Find and copy lines holding "بهینه".

━━━━━ SUPPLIED RECORDS

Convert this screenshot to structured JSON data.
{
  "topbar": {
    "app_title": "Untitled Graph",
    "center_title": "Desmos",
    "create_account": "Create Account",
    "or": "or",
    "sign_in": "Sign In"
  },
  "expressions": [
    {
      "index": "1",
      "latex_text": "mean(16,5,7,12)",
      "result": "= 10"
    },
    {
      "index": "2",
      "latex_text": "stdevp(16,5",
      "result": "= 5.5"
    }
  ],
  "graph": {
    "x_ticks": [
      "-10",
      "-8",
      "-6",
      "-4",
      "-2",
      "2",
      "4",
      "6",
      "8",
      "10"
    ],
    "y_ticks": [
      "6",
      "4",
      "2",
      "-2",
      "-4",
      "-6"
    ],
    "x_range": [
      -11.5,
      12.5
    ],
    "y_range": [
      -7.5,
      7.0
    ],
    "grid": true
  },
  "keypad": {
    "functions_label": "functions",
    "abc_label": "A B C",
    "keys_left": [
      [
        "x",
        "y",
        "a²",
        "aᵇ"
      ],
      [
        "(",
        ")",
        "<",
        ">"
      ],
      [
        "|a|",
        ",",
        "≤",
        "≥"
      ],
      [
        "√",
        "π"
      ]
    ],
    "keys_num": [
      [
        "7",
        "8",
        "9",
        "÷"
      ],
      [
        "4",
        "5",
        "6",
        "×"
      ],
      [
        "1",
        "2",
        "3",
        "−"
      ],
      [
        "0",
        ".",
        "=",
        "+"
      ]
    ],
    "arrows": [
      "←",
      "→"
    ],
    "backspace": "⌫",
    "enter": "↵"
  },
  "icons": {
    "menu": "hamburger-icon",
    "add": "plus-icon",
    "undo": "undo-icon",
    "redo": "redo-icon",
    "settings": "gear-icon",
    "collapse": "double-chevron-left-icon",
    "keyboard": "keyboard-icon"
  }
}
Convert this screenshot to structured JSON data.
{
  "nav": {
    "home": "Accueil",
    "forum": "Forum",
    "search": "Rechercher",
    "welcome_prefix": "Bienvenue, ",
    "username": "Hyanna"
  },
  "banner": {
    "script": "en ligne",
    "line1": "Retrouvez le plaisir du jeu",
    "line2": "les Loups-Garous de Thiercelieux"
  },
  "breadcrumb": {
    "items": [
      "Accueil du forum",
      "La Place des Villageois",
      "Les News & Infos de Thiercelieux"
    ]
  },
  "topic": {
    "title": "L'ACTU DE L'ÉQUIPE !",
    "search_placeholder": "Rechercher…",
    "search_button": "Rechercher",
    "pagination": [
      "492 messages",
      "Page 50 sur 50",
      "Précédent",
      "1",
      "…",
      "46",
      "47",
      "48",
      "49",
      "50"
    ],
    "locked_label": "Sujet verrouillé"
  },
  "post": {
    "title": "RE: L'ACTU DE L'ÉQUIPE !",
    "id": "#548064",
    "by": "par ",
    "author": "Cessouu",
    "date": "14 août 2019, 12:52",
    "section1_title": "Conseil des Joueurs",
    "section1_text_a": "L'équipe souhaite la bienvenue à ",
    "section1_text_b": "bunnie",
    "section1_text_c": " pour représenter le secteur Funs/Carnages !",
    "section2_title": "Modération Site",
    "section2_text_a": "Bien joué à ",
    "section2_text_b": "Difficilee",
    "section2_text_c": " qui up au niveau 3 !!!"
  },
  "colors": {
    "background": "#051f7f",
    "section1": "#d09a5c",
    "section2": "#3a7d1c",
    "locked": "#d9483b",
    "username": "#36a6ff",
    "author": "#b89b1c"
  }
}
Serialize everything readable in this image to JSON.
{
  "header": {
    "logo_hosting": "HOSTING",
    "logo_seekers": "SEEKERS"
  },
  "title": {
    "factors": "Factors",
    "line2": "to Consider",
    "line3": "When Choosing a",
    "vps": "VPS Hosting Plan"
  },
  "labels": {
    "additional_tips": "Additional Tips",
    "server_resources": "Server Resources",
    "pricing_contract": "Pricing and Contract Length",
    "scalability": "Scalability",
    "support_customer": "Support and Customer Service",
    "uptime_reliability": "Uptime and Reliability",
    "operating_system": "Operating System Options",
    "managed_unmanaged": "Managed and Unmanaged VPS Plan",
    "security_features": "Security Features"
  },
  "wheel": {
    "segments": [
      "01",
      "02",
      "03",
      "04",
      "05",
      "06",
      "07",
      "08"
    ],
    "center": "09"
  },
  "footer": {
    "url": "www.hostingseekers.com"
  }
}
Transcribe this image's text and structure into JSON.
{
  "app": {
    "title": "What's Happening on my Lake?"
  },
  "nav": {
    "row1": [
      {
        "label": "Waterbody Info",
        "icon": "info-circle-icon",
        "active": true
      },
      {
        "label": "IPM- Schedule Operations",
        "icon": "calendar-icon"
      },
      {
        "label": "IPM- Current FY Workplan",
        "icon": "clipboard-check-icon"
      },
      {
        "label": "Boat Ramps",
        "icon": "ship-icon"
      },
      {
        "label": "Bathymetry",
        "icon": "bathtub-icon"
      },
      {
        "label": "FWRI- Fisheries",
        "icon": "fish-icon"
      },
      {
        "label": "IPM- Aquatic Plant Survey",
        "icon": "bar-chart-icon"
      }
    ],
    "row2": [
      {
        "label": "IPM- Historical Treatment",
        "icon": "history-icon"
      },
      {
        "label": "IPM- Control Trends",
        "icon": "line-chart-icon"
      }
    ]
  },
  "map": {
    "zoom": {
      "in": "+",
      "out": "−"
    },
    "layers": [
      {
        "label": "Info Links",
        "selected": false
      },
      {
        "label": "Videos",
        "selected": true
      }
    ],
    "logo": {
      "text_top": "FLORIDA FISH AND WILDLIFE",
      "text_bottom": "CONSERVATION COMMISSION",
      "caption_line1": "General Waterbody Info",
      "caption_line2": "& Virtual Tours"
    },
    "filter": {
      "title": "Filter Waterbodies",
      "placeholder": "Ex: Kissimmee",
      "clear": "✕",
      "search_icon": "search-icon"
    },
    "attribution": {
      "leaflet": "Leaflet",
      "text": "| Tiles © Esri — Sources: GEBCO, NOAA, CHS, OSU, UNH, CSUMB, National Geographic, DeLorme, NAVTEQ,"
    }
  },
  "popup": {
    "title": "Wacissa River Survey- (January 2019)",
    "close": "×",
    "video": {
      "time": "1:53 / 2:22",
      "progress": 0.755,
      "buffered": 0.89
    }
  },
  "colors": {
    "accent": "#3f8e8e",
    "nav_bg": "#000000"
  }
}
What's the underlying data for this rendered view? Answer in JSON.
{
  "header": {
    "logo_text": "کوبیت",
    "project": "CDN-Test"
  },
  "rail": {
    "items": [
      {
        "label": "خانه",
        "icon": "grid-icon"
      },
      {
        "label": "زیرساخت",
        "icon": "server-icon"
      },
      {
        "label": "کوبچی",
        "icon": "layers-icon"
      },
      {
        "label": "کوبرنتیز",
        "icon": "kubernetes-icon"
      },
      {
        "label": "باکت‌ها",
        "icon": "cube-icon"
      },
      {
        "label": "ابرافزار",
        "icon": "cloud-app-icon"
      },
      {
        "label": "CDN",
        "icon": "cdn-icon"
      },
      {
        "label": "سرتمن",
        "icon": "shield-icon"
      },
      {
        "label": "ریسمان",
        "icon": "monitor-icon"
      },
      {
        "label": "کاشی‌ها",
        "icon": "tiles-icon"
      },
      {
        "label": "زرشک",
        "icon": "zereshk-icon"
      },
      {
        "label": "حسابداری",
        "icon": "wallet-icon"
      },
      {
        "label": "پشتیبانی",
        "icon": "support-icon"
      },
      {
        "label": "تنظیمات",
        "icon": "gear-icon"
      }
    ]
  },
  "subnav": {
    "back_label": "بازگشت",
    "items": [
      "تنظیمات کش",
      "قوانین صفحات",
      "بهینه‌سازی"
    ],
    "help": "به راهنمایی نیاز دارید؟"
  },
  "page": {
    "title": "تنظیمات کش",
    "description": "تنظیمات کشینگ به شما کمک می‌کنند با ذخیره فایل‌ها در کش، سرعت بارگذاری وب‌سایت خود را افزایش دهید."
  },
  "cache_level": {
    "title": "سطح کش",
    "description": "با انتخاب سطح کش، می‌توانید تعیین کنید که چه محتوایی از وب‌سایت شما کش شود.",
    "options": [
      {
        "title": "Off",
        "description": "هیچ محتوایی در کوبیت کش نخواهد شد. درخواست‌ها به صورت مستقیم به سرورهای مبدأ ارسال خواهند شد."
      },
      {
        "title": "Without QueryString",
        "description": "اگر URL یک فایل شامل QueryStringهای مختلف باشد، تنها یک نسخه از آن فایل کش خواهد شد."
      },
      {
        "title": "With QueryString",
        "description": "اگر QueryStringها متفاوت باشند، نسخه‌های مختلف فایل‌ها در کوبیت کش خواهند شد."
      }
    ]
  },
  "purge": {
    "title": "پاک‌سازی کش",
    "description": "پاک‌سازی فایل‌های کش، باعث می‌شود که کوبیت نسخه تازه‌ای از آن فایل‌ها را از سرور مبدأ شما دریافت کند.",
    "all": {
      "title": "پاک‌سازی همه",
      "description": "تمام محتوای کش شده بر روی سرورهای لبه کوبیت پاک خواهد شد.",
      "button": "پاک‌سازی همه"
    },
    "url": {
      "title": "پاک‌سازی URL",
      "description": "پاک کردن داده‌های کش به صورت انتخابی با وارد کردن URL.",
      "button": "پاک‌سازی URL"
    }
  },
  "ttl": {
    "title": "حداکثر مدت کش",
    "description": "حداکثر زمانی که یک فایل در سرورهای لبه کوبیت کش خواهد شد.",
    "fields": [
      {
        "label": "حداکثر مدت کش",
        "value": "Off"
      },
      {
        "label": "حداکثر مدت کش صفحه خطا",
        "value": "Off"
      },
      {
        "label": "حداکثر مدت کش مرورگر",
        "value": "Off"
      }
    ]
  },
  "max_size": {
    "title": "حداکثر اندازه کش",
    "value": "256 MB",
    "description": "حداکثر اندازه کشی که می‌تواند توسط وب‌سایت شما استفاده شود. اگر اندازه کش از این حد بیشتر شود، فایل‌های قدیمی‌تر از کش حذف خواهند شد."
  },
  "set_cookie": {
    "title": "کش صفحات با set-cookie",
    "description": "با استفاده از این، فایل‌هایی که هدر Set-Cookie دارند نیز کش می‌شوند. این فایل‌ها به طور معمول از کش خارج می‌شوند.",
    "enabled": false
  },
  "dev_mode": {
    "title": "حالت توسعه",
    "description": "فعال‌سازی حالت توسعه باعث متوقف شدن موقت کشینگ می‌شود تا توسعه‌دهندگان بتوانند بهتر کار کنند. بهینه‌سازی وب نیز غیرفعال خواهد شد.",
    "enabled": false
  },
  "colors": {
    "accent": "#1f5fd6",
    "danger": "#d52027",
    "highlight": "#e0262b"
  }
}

━━━━━━━━━━

RESULT OF THE TASK |
      "بهینه‌سازی"
    "description": "فعال‌سازی حالت توسعه باعث متوقف شدن موقت کشینگ می‌شود تا توسعه‌دهندگان بتوانند بهتر کار کنند. بهینه‌سازی وب نیز غیرفعال خواهد شد.",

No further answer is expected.